### Work to do:
Return every record verbatim.

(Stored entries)
* * * * * * * * *

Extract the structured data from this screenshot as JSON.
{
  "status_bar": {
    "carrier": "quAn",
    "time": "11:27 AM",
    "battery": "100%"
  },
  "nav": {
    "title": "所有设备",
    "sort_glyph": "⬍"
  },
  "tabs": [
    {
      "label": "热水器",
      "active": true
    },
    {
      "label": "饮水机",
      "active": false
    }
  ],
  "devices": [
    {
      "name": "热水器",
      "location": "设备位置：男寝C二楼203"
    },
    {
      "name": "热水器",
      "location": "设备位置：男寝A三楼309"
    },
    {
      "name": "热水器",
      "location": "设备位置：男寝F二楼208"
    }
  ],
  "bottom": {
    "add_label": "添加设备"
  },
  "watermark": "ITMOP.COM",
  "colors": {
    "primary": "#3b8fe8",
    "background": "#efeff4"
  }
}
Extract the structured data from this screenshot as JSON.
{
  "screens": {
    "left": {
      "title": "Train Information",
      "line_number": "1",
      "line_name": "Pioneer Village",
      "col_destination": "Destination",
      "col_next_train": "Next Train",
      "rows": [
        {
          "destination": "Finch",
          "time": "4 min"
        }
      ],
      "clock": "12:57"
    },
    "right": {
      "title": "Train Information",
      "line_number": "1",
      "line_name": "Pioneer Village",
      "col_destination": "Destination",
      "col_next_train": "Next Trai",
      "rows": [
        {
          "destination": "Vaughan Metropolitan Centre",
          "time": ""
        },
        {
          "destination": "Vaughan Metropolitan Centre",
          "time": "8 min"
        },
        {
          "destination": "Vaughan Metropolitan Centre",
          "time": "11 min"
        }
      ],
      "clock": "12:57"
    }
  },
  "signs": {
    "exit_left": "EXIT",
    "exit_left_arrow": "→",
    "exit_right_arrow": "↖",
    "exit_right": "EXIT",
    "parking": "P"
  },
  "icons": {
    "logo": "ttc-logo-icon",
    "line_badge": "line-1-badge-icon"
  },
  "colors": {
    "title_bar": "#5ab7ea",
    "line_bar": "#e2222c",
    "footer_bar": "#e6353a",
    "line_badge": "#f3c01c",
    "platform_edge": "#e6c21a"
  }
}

* * * * * * * * *

### Task result:
Extract the structured data from this screenshot as JSON.
{
  "status_bar": {
    "carrier": "quAn",
    "time": "11:27 AM",
    "battery": "100%"
  },
  "nav": {
    "title": "所有设备",
    "sort_glyph": "⬍"
  },
  "tabs": [
    {
      "label": "热水器",
      "active": true
    },
    {
      "label": "饮水机",
      "active": false
    }
  ],
  "devices": [
    {
      "name": "热水器",
      "location": "设备位置：男寝C二楼203"
    },
    {
      "name": "热水器",
      "location": "设备位置：男寝A三楼309"
    },
    {
      "name": "热水器",
      "location": "设备位置：男寝F二楼208"
    }
  ],
  "bottom": {
    "add_label": "添加设备"
  },
  "watermark": "ITMOP.COM",
  "colors": {
    "primary": "#3b8fe8",
    "background": "#efeff4"
  }
}
Extract the structured data from this screenshot as JSON.
{
  "screens": {
    "left": {
      "title": "Train Information",
      "line_number": "1",
      "line_name": "Pioneer Village",
      "col_destination": "Destination",
      "col_next_train": "Next Train",
      "rows": [
        {
          "destination": "Finch",
          "time": "4 min"
        }
      ],
      "clock": "12:57"
    },
    "right": {
      "title": "Train Information",
      "line_number": "1",
      "line_name": "Pioneer Village",
      "col_destination": "Destination",
      "col_next_train": "Next Trai",
      "rows": [
        {
          "destination": "Vaughan Metropolitan Centre",
          "time": ""
        },
        {
          "destination": "Vaughan Metropolitan Centre",
          "time": "8 min"
        },
        {
          "destination": "Vaughan Metropolitan Centre",
          "time": "11 min"
        }
      ],
      "clock": "12:57"
    }
  },
  "signs": {
    "exit_left": "EXIT",
    "exit_left_arrow": "→",
    "exit_right_arrow": "↖",
    "exit_right": "EXIT",
    "parking": "P"
  },
  "icons": {
    "logo": "ttc-logo-icon",
    "line_badge": "line-1-badge-icon"
  },
  "colors": {
    "title_bar": "#5ab7ea",
    "line_bar": "#e2222c",
    "footer_bar": "#e6353a",
    "line_badge": "#f3c01c",
    "platform_edge": "#e6c21a"
  }
}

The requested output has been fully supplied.